++++ Material provided ++++

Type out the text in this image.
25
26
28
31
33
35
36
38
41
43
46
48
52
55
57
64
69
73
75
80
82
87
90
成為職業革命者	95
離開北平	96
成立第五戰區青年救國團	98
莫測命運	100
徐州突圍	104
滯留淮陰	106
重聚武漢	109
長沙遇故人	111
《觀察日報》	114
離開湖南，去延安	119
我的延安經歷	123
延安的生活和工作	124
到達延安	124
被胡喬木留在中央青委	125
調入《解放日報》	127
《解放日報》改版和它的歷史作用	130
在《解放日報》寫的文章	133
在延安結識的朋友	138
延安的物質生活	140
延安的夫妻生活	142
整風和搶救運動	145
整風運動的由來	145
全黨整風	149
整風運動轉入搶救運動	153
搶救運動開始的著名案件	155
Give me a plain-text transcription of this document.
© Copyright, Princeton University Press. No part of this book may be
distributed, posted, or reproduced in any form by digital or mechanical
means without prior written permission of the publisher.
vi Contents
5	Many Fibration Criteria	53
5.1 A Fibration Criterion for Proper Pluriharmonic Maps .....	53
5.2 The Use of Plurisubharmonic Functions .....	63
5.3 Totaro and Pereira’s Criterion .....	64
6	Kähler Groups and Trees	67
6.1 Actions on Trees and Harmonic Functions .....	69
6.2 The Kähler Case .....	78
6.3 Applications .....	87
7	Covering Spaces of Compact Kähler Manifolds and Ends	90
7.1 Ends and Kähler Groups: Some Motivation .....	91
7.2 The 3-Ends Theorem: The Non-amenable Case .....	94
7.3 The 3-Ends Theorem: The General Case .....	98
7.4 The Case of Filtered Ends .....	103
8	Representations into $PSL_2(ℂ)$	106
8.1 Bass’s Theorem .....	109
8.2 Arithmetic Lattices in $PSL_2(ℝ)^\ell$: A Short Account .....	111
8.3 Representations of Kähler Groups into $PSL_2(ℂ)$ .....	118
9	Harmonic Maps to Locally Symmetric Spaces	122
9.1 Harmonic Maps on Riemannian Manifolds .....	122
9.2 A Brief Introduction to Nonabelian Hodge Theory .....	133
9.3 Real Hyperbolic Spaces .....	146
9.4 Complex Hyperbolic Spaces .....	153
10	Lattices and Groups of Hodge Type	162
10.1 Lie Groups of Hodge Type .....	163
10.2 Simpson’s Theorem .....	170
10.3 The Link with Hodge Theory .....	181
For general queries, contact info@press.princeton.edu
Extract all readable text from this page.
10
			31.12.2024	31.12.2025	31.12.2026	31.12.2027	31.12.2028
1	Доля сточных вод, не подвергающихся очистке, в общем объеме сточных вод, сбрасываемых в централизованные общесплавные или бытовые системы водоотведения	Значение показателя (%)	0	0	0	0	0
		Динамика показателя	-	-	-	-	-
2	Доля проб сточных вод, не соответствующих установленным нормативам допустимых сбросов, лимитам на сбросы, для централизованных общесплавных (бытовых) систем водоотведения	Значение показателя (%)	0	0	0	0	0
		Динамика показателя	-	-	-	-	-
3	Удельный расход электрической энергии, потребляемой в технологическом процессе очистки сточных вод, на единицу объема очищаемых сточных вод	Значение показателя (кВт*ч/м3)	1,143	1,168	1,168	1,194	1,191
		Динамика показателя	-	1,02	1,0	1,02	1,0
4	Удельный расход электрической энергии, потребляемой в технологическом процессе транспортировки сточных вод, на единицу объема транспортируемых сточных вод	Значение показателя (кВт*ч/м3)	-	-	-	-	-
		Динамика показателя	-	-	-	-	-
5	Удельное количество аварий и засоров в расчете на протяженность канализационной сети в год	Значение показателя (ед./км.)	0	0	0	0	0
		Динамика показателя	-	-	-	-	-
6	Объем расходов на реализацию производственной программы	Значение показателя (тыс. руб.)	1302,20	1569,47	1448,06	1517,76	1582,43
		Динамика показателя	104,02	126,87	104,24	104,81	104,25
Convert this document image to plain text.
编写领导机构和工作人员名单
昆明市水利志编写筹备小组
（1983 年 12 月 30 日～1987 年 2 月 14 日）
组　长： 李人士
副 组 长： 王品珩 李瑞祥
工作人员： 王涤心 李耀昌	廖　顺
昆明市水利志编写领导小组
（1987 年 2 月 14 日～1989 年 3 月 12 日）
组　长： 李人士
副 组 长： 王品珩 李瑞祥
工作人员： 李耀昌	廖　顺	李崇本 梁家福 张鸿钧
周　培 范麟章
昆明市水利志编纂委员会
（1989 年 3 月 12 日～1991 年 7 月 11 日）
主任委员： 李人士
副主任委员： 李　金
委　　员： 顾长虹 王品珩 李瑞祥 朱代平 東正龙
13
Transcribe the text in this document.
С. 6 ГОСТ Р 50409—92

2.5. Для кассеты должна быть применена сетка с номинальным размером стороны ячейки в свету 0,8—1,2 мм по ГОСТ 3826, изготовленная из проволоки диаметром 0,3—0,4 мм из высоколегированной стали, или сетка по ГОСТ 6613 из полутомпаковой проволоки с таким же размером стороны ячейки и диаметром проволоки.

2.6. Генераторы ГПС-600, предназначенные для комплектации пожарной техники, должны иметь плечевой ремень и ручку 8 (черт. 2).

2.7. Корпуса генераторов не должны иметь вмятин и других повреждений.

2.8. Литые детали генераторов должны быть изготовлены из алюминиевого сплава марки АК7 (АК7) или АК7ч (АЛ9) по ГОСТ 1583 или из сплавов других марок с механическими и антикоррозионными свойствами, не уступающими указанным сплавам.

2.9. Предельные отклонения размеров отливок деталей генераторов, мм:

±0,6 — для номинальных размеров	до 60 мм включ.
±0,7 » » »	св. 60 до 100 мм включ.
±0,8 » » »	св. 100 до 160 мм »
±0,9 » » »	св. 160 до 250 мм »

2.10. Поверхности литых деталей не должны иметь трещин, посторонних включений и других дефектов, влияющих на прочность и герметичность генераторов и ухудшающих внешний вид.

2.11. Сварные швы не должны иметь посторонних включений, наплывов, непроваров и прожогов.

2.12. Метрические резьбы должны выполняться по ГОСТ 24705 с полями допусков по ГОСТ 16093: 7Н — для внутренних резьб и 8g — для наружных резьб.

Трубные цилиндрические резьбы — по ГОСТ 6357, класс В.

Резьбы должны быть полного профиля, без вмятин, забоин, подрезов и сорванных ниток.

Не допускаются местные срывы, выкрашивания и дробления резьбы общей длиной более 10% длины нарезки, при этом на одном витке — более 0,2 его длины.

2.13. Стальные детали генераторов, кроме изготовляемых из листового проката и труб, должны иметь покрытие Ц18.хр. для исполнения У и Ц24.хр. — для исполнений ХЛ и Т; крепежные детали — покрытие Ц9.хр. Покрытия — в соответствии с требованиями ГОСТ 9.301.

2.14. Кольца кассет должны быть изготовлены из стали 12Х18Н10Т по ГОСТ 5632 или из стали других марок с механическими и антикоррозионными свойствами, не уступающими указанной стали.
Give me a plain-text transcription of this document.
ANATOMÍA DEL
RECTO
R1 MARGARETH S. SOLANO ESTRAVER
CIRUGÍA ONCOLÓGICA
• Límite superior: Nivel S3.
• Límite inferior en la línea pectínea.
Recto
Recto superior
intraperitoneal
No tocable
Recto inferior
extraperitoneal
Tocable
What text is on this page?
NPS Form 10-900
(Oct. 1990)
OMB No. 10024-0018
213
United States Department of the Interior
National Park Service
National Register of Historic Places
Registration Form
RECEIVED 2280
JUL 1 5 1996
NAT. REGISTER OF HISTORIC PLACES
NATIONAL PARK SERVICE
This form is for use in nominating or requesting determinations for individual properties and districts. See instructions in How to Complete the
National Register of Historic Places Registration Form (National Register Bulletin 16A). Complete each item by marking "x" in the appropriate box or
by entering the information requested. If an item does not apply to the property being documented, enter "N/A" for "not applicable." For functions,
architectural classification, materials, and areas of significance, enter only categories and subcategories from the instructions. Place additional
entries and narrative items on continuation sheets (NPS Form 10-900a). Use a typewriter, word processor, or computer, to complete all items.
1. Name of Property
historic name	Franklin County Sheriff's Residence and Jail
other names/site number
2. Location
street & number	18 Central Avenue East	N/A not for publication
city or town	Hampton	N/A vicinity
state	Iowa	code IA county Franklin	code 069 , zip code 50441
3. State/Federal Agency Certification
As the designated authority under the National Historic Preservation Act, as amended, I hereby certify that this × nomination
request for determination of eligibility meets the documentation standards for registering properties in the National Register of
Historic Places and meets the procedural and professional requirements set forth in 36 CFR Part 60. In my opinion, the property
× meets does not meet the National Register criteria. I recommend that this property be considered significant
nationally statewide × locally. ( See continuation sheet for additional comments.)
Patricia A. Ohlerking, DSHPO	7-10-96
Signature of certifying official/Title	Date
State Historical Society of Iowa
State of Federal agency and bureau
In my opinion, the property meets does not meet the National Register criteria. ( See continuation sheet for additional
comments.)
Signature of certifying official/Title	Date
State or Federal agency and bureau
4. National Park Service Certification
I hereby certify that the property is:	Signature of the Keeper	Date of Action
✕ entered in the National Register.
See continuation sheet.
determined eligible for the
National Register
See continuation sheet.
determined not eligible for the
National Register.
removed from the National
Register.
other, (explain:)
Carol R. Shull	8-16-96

++++

> **Task requirements**: Filter the listing for the word "number" and copy every line that holds it.

> **Solution for this problem**:
other names/site number
street & number	18 Central Avenue East	N/A not for publication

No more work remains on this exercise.